Aim of the exercise: Scan the entries below for the word "text". Copy each line that has it.

Material:
━━━

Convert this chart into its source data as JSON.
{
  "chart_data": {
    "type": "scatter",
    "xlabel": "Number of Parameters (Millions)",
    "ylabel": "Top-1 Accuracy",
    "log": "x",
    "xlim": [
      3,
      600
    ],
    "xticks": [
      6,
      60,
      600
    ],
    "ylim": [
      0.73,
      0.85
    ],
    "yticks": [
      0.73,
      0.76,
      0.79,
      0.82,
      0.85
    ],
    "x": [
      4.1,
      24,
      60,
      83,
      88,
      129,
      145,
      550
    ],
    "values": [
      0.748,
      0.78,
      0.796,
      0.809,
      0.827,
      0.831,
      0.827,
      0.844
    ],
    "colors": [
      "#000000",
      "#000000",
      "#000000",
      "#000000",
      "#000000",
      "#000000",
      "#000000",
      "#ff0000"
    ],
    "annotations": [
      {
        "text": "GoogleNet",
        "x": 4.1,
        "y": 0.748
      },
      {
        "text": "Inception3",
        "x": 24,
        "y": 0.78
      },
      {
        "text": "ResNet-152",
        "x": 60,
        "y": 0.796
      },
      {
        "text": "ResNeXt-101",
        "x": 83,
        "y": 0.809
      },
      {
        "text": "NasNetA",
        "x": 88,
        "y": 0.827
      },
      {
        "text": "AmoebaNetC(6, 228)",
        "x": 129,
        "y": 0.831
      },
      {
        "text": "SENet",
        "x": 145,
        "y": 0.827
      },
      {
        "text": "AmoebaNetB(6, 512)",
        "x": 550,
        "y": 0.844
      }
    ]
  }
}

━━━

Solution to the problem:
        "text": "GoogleNet",
        "text": "Inception3",
        "text": "ResNet-152",
        "text": "ResNeXt-101",
        "text": "NasNetA",
        "text": "AmoebaNetC(6, 228)",
        "text": "SENet",
        "text": "AmoebaNetB(6, 512)",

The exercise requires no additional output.